**Goal of the exercise:** Give the data below again exactly as written, without its pictures.

Records from a data collection
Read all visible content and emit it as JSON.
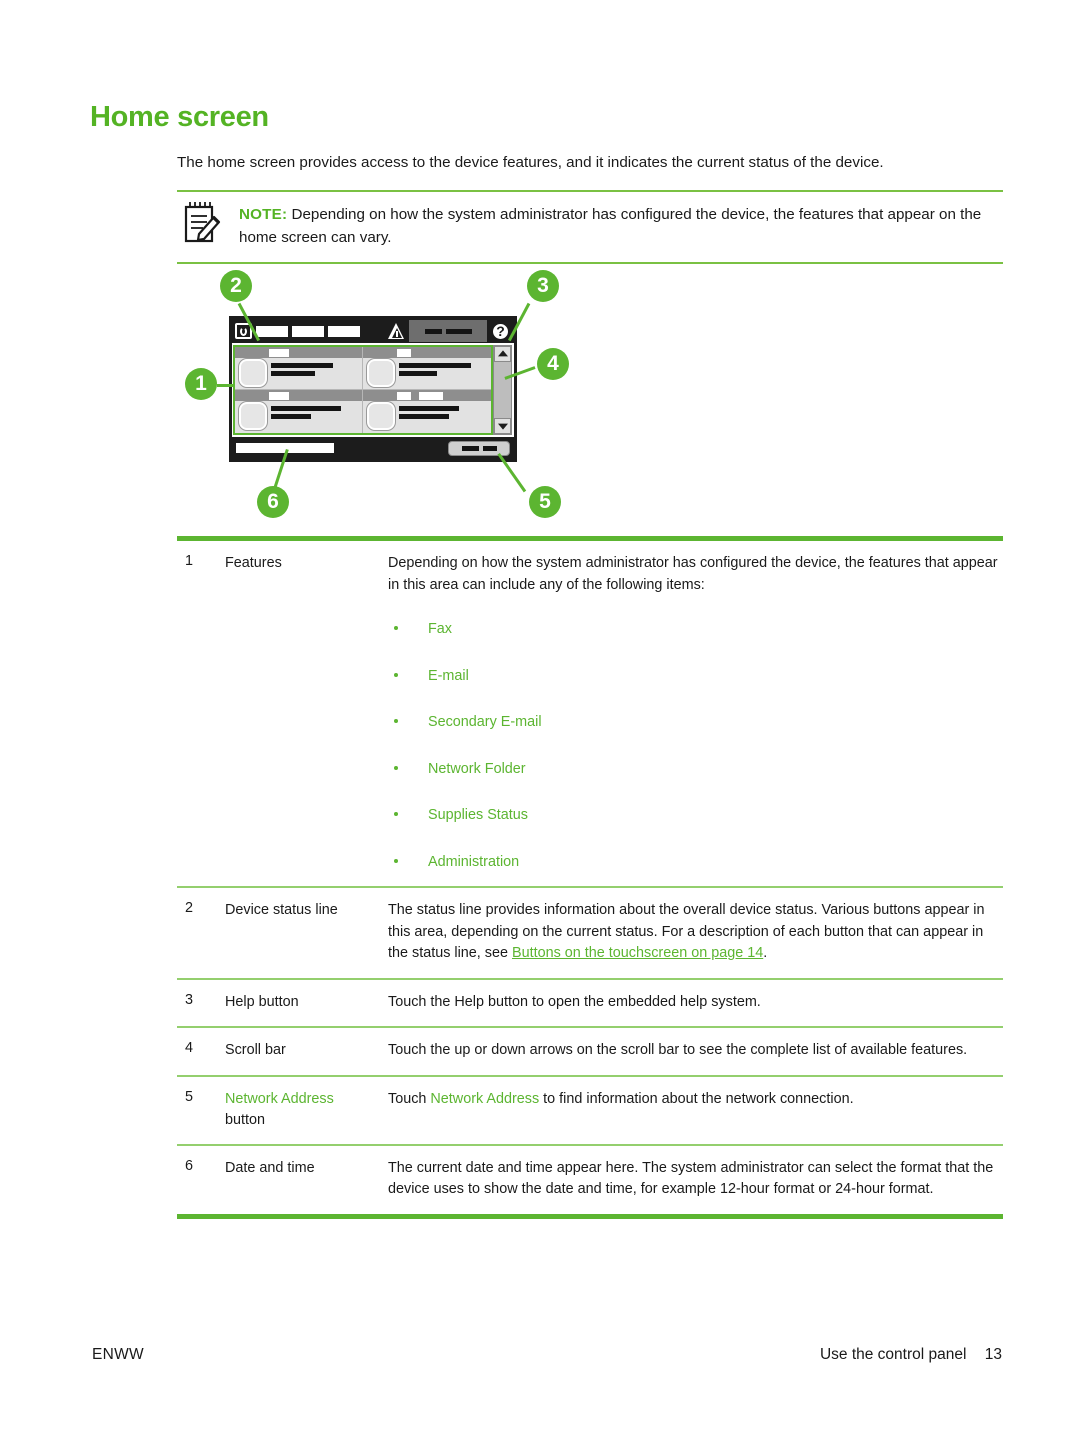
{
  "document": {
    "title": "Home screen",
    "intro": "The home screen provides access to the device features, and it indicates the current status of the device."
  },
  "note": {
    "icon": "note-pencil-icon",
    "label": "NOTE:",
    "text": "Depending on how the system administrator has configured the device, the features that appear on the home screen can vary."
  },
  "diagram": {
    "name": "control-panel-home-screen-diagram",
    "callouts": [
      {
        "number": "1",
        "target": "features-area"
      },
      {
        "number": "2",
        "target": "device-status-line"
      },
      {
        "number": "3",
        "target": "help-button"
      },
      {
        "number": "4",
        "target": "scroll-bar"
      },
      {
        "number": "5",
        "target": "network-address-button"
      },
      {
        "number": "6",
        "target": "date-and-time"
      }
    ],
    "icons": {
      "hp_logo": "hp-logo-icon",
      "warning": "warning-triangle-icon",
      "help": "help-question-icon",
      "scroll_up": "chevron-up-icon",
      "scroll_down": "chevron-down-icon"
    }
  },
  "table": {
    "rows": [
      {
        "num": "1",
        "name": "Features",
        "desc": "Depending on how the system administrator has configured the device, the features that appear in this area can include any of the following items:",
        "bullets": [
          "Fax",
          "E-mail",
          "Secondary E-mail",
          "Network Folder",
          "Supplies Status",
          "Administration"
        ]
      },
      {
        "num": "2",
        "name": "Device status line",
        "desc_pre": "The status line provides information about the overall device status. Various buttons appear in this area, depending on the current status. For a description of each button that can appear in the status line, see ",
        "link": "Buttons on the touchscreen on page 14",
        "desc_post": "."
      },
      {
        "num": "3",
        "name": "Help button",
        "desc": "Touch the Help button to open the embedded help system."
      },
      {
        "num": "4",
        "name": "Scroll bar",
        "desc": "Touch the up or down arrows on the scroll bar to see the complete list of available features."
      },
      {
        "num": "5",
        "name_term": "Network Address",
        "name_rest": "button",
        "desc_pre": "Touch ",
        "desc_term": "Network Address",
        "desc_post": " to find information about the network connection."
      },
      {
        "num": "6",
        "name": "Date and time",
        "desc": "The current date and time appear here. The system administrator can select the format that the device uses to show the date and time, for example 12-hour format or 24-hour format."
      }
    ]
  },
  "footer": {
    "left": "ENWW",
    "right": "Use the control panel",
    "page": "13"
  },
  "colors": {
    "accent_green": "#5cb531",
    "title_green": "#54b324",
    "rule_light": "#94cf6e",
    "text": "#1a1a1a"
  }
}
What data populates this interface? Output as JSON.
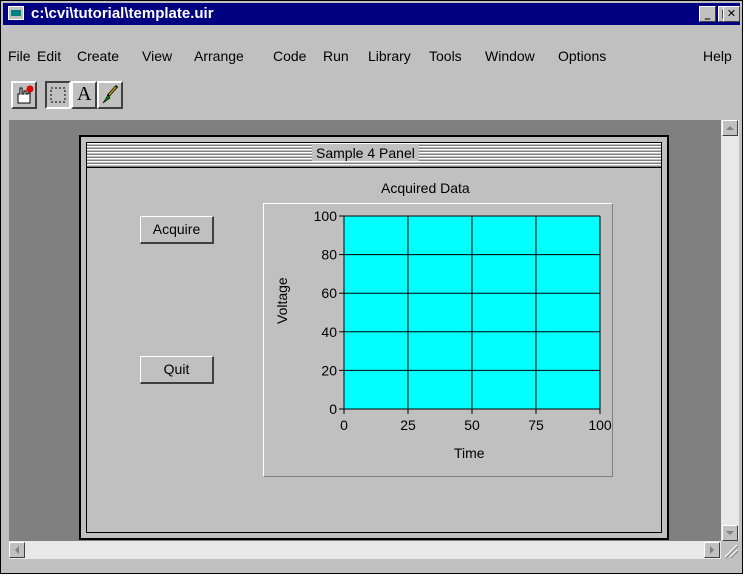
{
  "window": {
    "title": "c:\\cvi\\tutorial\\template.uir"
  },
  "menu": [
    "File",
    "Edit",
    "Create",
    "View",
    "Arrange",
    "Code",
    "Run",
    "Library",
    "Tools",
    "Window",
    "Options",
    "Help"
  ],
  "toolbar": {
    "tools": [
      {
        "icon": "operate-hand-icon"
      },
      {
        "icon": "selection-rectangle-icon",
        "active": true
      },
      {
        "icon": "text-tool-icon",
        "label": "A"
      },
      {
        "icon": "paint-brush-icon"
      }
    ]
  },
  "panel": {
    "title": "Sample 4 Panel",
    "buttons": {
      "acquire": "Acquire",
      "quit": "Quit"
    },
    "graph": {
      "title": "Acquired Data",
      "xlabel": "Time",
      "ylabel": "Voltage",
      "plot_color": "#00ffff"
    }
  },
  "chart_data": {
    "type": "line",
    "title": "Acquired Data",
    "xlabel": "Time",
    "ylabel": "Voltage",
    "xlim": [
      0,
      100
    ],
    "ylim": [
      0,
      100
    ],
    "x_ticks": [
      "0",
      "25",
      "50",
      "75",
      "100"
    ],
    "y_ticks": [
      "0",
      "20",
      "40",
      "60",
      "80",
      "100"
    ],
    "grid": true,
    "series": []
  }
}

**Complete response:**
Read all visible content and emit it as JSON.
{
  "document": {
    "title": "Home screen",
    "intro": "The home screen provides access to the device features, and it indicates the current status of the device."
  },
  "note": {
    "icon": "note-pencil-icon",
    "label": "NOTE:",
    "text": "Depending on how the system administrator has configured the device, the features that appear on the home screen can vary."
  },
  "diagram": {
    "name": "control-panel-home-screen-diagram",
    "callouts": [
      {
        "number": "1",
        "target": "features-area"
      },
      {
        "number": "2",
        "target": "device-status-line"
      },
      {
        "number": "3",
        "target": "help-button"
      },
      {
        "number": "4",
        "target": "scroll-bar"
      },
      {
        "number": "5",
        "target": "network-address-button"
      },
      {
        "number": "6",
        "target": "date-and-time"
      }
    ],
    "icons": {
      "hp_logo": "hp-logo-icon",
      "warning": "warning-triangle-icon",
      "help": "help-question-icon",
      "scroll_up": "chevron-up-icon",
      "scroll_down": "chevron-down-icon"
    }
  },
  "table": {
    "rows": [
      {
        "num": "1",
        "name": "Features",
        "desc": "Depending on how the system administrator has configured the device, the features that appear in this area can include any of the following items:",
        "bullets": [
          "Fax",
          "E-mail",
          "Secondary E-mail",
          "Network Folder",
          "Supplies Status",
          "Administration"
        ]
      },
      {
        "num": "2",
        "name": "Device status line",
        "desc_pre": "The status line provides information about the overall device status. Various buttons appear in this area, depending on the current status. For a description of each button that can appear in the status line, see ",
        "link": "Buttons on the touchscreen on page 14",
        "desc_post": "."
      },
      {
        "num": "3",
        "name": "Help button",
        "desc": "Touch the Help button to open the embedded help system."
      },
      {
        "num": "4",
        "name": "Scroll bar",
        "desc": "Touch the up or down arrows on the scroll bar to see the complete list of available features."
      },
      {
        "num": "5",
        "name_term": "Network Address",
        "name_rest": "button",
        "desc_pre": "Touch ",
        "desc_term": "Network Address",
        "desc_post": " to find information about the network connection."
      },
      {
        "num": "6",
        "name": "Date and time",
        "desc": "The current date and time appear here. The system administrator can select the format that the device uses to show the date and time, for example 12-hour format or 24-hour format."
      }
    ]
  },
  "footer": {
    "left": "ENWW",
    "right": "Use the control panel",
    "page": "13"
  },
  "colors": {
    "accent_green": "#5cb531",
    "title_green": "#54b324",
    "rule_light": "#94cf6e",
    "text": "#1a1a1a"
  }
}
What data populates this interface? Output as JSON.
{
  "window": {
    "title": "c:\\cvi\\tutorial\\template.uir"
  },
  "menu": [
    "File",
    "Edit",
    "Create",
    "View",
    "Arrange",
    "Code",
    "Run",
    "Library",
    "Tools",
    "Window",
    "Options",
    "Help"
  ],
  "toolbar": {
    "tools": [
      {
        "icon": "operate-hand-icon"
      },
      {
        "icon": "selection-rectangle-icon",
        "active": true
      },
      {
        "icon": "text-tool-icon",
        "label": "A"
      },
      {
        "icon": "paint-brush-icon"
      }
    ]
  },
  "panel": {
    "title": "Sample 4 Panel",
    "buttons": {
      "acquire": "Acquire",
      "quit": "Quit"
    },
    "graph": {
      "title": "Acquired Data",
      "xlabel": "Time",
      "ylabel": "Voltage",
      "plot_color": "#00ffff"
    }
  },
  "chart_data": {
    "type": "line",
    "title": "Acquired Data",
    "xlabel": "Time",
    "ylabel": "Voltage",
    "xlim": [
      0,
      100
    ],
    "ylim": [
      0,
      100
    ],
    "x_ticks": [
      "0",
      "25",
      "50",
      "75",
      "100"
    ],
    "y_ticks": [
      "0",
      "20",
      "40",
      "60",
      "80",
      "100"
    ],
    "grid": true,
    "series": []
  }
}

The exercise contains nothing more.